**Stored rows**.
******************************

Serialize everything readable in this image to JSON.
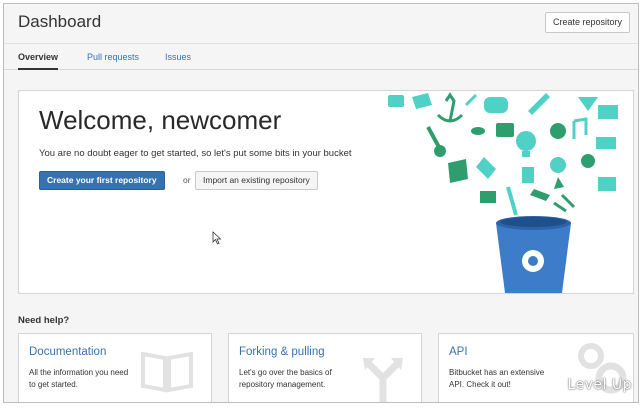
{
  "header": {
    "title": "Dashboard",
    "create_repo_label": "Create repository"
  },
  "tabs": [
    {
      "label": "Overview",
      "active": true
    },
    {
      "label": "Pull requests",
      "active": false
    },
    {
      "label": "Issues",
      "active": false
    }
  ],
  "welcome": {
    "title": "Welcome, newcomer",
    "subtitle": "You are no doubt eager to get started, so let's put some bits in your bucket",
    "primary_button": "Create your first repository",
    "or_text": "or",
    "secondary_button": "Import an existing repository"
  },
  "help": {
    "heading": "Need help?",
    "cards": [
      {
        "title": "Documentation",
        "description": "All the information you need to get started.",
        "icon": "book-icon"
      },
      {
        "title": "Forking & pulling",
        "description": "Let's go over the basics of repository management.",
        "icon": "fork-arrows-icon"
      },
      {
        "title": "API",
        "description": "Bitbucket has an extensive API. Check it out!",
        "icon": "gears-icon"
      }
    ]
  },
  "watermark": "Level Up",
  "colors": {
    "accent": "#3572b0",
    "illustration_teal": "#4fd1c5",
    "bucket_blue": "#3d7cc9",
    "illustration_green": "#2f9e6f"
  }
}
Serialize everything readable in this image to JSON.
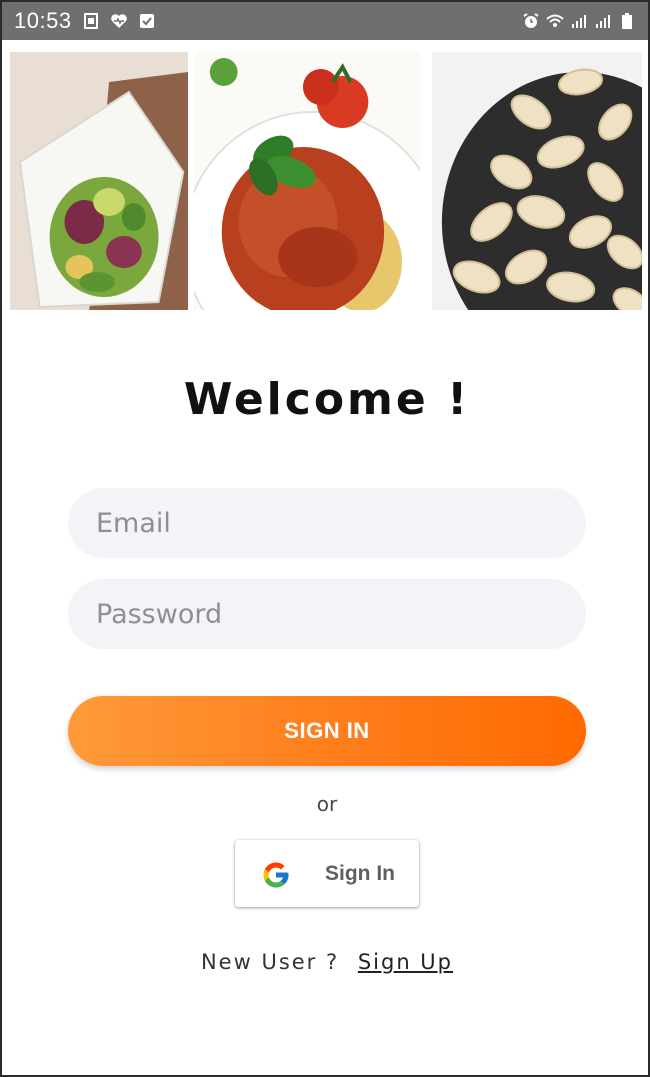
{
  "status_bar": {
    "time": "10:53",
    "icons": [
      "sim-card-icon",
      "heart-icon",
      "checkbox-icon",
      "alarm-icon",
      "wifi-icon",
      "signal-icon",
      "signal-icon",
      "battery-icon"
    ]
  },
  "banner": {
    "images": [
      "salad-image",
      "pasta-bolognese-image",
      "cashews-image"
    ]
  },
  "welcome_title": "Welcome !",
  "form": {
    "email_placeholder": "Email",
    "password_placeholder": "Password",
    "sign_in_label": "SIGN IN",
    "or_text": "or",
    "google_sign_in_label": "Sign In"
  },
  "footer": {
    "prompt": "New User ?",
    "sign_up_label": "Sign Up"
  },
  "colors": {
    "accent_start": "#ff9a3a",
    "accent_end": "#ff6a00",
    "field_bg": "#f3f4f8",
    "status_bar_bg": "#6f6f6f"
  }
}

******************************

**Objective**.
Make an exact copy of all entries above, dropping the images.

**Solution for this exercise**.
Serialize everything readable in this image to JSON.
{
  "header": {
    "title": "Dashboard",
    "create_repo_label": "Create repository"
  },
  "tabs": [
    {
      "label": "Overview",
      "active": true
    },
    {
      "label": "Pull requests",
      "active": false
    },
    {
      "label": "Issues",
      "active": false
    }
  ],
  "welcome": {
    "title": "Welcome, newcomer",
    "subtitle": "You are no doubt eager to get started, so let's put some bits in your bucket",
    "primary_button": "Create your first repository",
    "or_text": "or",
    "secondary_button": "Import an existing repository"
  },
  "help": {
    "heading": "Need help?",
    "cards": [
      {
        "title": "Documentation",
        "description": "All the information you need to get started.",
        "icon": "book-icon"
      },
      {
        "title": "Forking & pulling",
        "description": "Let's go over the basics of repository management.",
        "icon": "fork-arrows-icon"
      },
      {
        "title": "API",
        "description": "Bitbucket has an extensive API. Check it out!",
        "icon": "gears-icon"
      }
    ]
  },
  "watermark": "Level Up",
  "colors": {
    "accent": "#3572b0",
    "illustration_teal": "#4fd1c5",
    "bucket_blue": "#3d7cc9",
    "illustration_green": "#2f9e6f"
  }
}
Serialize everything readable in this image to JSON.
{
  "status_bar": {
    "time": "10:53",
    "icons": [
      "sim-card-icon",
      "heart-icon",
      "checkbox-icon",
      "alarm-icon",
      "wifi-icon",
      "signal-icon",
      "signal-icon",
      "battery-icon"
    ]
  },
  "banner": {
    "images": [
      "salad-image",
      "pasta-bolognese-image",
      "cashews-image"
    ]
  },
  "welcome_title": "Welcome !",
  "form": {
    "email_placeholder": "Email",
    "password_placeholder": "Password",
    "sign_in_label": "SIGN IN",
    "or_text": "or",
    "google_sign_in_label": "Sign In"
  },
  "footer": {
    "prompt": "New User ?",
    "sign_up_label": "Sign Up"
  },
  "colors": {
    "accent_start": "#ff9a3a",
    "accent_end": "#ff6a00",
    "field_bg": "#f3f4f8",
    "status_bar_bg": "#6f6f6f"
  }
}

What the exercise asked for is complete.